## Exercise goal
Copy, from the entries below, each line in which the string "devi" appears.

(Stored data)
- - - -

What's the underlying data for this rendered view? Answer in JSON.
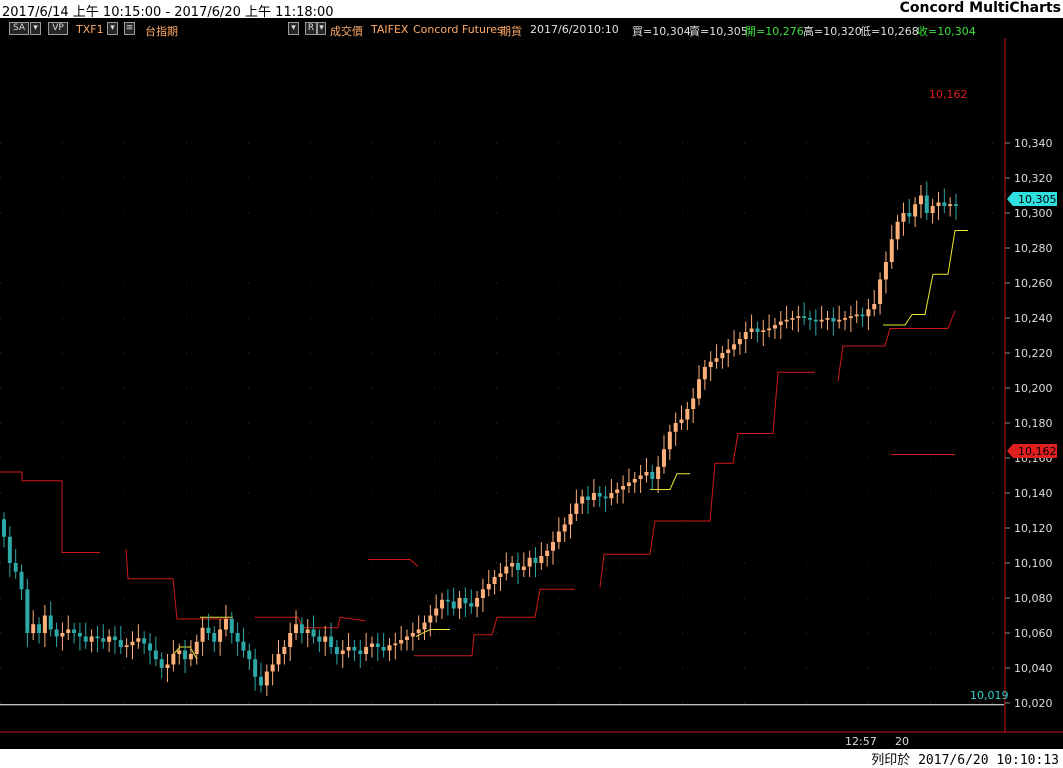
{
  "title_bar": {
    "date_range": "2017/6/14 上午 10:15:00 - 2017/6/20 上午 11:18:00",
    "app_name": "Concord MultiCharts"
  },
  "toolbar": {
    "btn_sa": "SA",
    "btn_vp": "VP",
    "symbol": "TXF1",
    "symbol_name": "台指期",
    "btn_r": "R",
    "price_type": "成交價",
    "exchange": "TAIFEX",
    "vendor": "Concord Futures",
    "category": "期貨",
    "date": "2017/6/20",
    "time": "10:10",
    "bid": "買=10,304",
    "ask": "賣=10,305",
    "open": "開=10,276",
    "high": "高=10,320",
    "low": "低=10,268",
    "close": "收=10,304"
  },
  "colors": {
    "background": "#000000",
    "up_candle": "#ffb07a",
    "down_candle": "#2ea7a7",
    "channel_red": "#d01818",
    "channel_yellow": "#e8e830",
    "price_tag": "#30e0e0",
    "level_tag": "#e02020"
  },
  "price_axis": {
    "ticks": [
      "10,340",
      "10,320",
      "10,300",
      "10,280",
      "10,260",
      "10,240",
      "10,220",
      "10,200",
      "10,180",
      "10,160",
      "10,140",
      "10,120",
      "10,100",
      "10,080",
      "10,060",
      "10,040",
      "10,020"
    ],
    "last_price_tag": "10,305",
    "level_tag": "10,162",
    "top_label": "10,162",
    "low_label": "10,019"
  },
  "time_axis": {
    "labels": [
      "12:57",
      "20"
    ]
  },
  "footer": {
    "printed_at": "列印於 2017/6/20 10:10:13"
  },
  "chart_data": {
    "type": "candlestick",
    "symbol": "TXF1",
    "ylim": [
      10018,
      10372
    ],
    "y_ticks": [
      10020,
      10040,
      10060,
      10080,
      10100,
      10120,
      10140,
      10160,
      10180,
      10200,
      10220,
      10240,
      10260,
      10280,
      10300,
      10320,
      10340
    ],
    "closes": [
      10115,
      10100,
      10095,
      10085,
      10060,
      10065,
      10060,
      10070,
      10062,
      10058,
      10060,
      10062,
      10060,
      10058,
      10055,
      10058,
      10057,
      10055,
      10058,
      10056,
      10052,
      10053,
      10055,
      10057,
      10054,
      10050,
      10045,
      10040,
      10042,
      10048,
      10050,
      10045,
      10048,
      10055,
      10063,
      10060,
      10055,
      10062,
      10068,
      10060,
      10055,
      10050,
      10045,
      10035,
      10030,
      10038,
      10042,
      10048,
      10052,
      10060,
      10065,
      10060,
      10062,
      10058,
      10055,
      10058,
      10052,
      10048,
      10050,
      10052,
      10050,
      10048,
      10052,
      10054,
      10052,
      10050,
      10053,
      10054,
      10056,
      10058,
      10060,
      10062,
      10066,
      10070,
      10074,
      10079,
      10078,
      10074,
      10080,
      10077,
      10075,
      10080,
      10085,
      10088,
      10092,
      10094,
      10098,
      10100,
      10096,
      10098,
      10103,
      10100,
      10104,
      10107,
      10112,
      10118,
      10122,
      10128,
      10134,
      10138,
      10136,
      10140,
      10138,
      10137,
      10140,
      10142,
      10144,
      10146,
      10148,
      10150,
      10152,
      10148,
      10155,
      10165,
      10175,
      10180,
      10182,
      10188,
      10194,
      10205,
      10212,
      10215,
      10217,
      10220,
      10222,
      10225,
      10228,
      10232,
      10234,
      10232,
      10233,
      10234,
      10236,
      10238,
      10239,
      10240,
      10241,
      10240,
      10239,
      10238,
      10239,
      10240,
      10238,
      10239,
      10240,
      10241,
      10242,
      10241,
      10245,
      10248,
      10262,
      10272,
      10285,
      10295,
      10300,
      10298,
      10305,
      10310,
      10300,
      10304,
      10306,
      10304,
      10305,
      10304
    ],
    "channel_upper": {
      "name": "",
      "values": []
    },
    "high_level": 10162,
    "low_level": 10019,
    "last_price": 10305
  }
}
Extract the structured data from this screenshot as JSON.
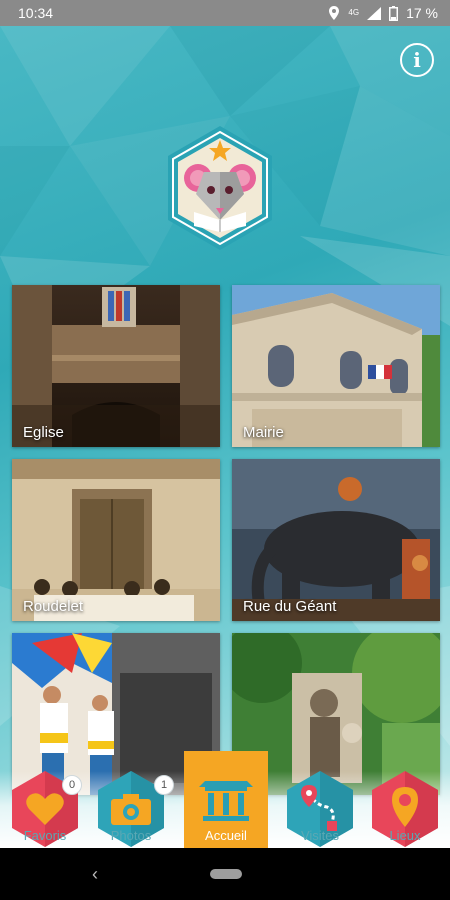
{
  "status": {
    "time": "10:34",
    "network": "4G",
    "battery": "17 %"
  },
  "header": {
    "info_icon": "info-icon",
    "info_glyph": "i"
  },
  "places": [
    {
      "label": "Eglise"
    },
    {
      "label": "Mairie"
    },
    {
      "label": "Roudelet"
    },
    {
      "label": "Rue du Géant"
    },
    {
      "label": ""
    },
    {
      "label": ""
    }
  ],
  "tabs": {
    "favoris": {
      "label": "Favoris",
      "badge": "0",
      "color": "#e8465a"
    },
    "photos": {
      "label": "Photos",
      "badge": "1",
      "color": "#2ea4b8"
    },
    "accueil": {
      "label": "Accueil",
      "color": "#f5a623"
    },
    "visites": {
      "label": "Visites",
      "color": "#2ea4b8"
    },
    "lieux": {
      "label": "Lieux",
      "color": "#e8465a"
    }
  },
  "colors": {
    "accent": "#f5a623",
    "teal": "#2fa9b7",
    "red": "#e8465a"
  }
}
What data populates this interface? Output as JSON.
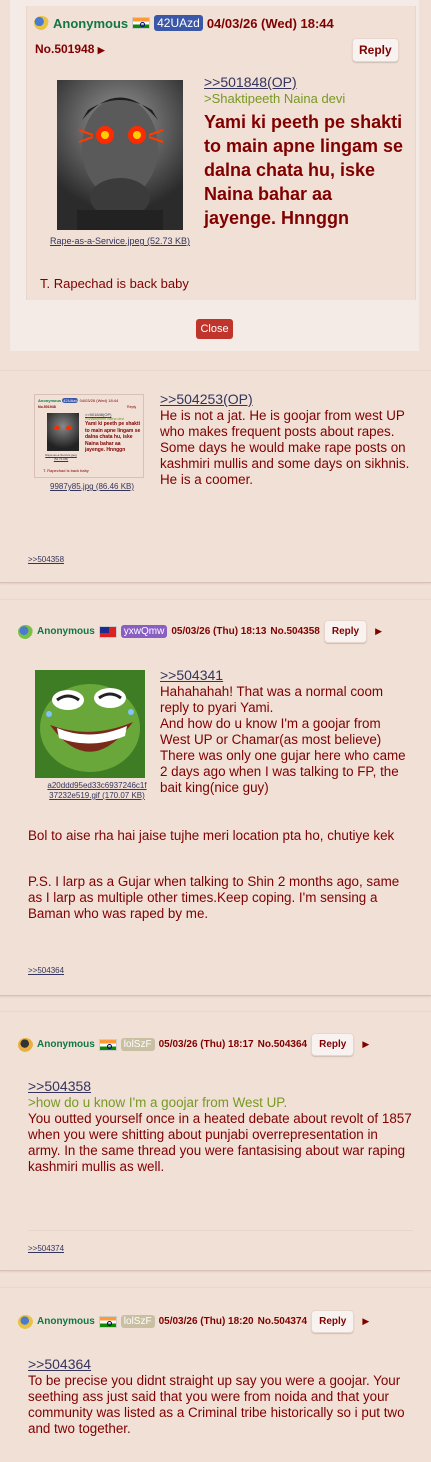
{
  "op_preview": {
    "name": "Anonymous",
    "id": "42UAzd",
    "date": "04/03/26 (Wed) 18:44",
    "post_no": "No.501948",
    "reply_label": "Reply",
    "file_name": "Rape-as-a-Service.jpeg (52.73 KB)",
    "quote_link": ">>501848(OP)",
    "greentext": ">Shaktipeeth Naina devi",
    "big_text": "Yami ki peeth pe shakti to main apne lingam se dalna chata hu, iske Naina bahar aa jayenge. Hnnggn",
    "footer": "T. Rapechad is back baby",
    "close_label": "Close",
    "thumb_icon": "sigma-face-red-eyes-image"
  },
  "post_504358": {
    "thumb_file": "9987y85.jpg (86.46 KB)",
    "quote_link": ">>504253(OP)",
    "body": "He is not a jat. He is goojar from west UP who makes frequent posts about rapes. Some days he would make rape posts on kashmiri mullis and some days on sikhnis. He is a coomer.",
    "backlink": ">>504358",
    "mini": {
      "name": "Anonymous",
      "id": "42UAzd",
      "date": "04/03/26 (Wed) 18:44",
      "no": "No.501948",
      "reply": "Reply",
      "ref": ">>501848(OP)",
      "green": ">Shaktipeeth Naina devi",
      "text": "Yami ki peeth pe shakti to main apne lingam se dalna chata hu, iske Naina bahar aa jayenge. Hnnggn",
      "file": "Rape-as-a-Service.jpeg (52.73 KB)",
      "footer": "T. Rapechad is back baby"
    }
  },
  "post_504364": {
    "name": "Anonymous",
    "id": "yxwQmw",
    "date": "05/03/26 (Thu) 18:13",
    "post_no": "No.504358",
    "reply_label": "Reply",
    "file_name": "a20ddd95ed33c6937246c1f37232e519.gif (170.07 KB)",
    "quote_link": ">>504341",
    "body_1": "Hahahahah! That was a normal coom reply to pyari Yami.",
    "body_2": "And how do u know I'm a goojar from West UP or Chamar(as most believe)",
    "body_3": "There was only one gujar here who came 2 days ago when I was talking to FP, the bait king(nice guy)",
    "body_4": "Bol to aise rha hai jaise tujhe meri location pta ho, chutiye kek",
    "body_5": "P.S. I larp as a Gujar when talking to Shin 2 months ago, same as I larp as multiple other times.Keep coping. I'm sensing a Baman who was raped by me.",
    "backlink": ">>504364",
    "flag_icon": "taiwan-flag-icon",
    "thumb_icon": "pepe-laughing-image"
  },
  "post_504374": {
    "name": "Anonymous",
    "id": "lolSzF",
    "date": "05/03/26 (Thu) 18:17",
    "post_no": "No.504364",
    "reply_label": "Reply",
    "quote_link": ">>504358",
    "greentext": ">how do u know I'm a goojar from West UP.",
    "body": "You outted yourself once in a heated debate about revolt of 1857 when you were shitting about punjabi overrepresentation in army. In the same thread you were fantasising about war raping kashmiri mullis as well.",
    "backlink": ">>504374"
  },
  "post_last": {
    "name": "Anonymous",
    "id": "lolSzF",
    "date": "05/03/26 (Thu) 18:20",
    "post_no": "No.504374",
    "reply_label": "Reply",
    "quote_link": ">>504364",
    "body": "To be precise you didnt straight up say you were a goojar. Your seething ass just said that you were from noida and that your community was listed as a Criminal tribe historically so i put two and two together."
  }
}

- - - -

## Response below
    "greentext": ">Shaktipeeth Naina devi",
      "green": ">Shaktipeeth Naina devi",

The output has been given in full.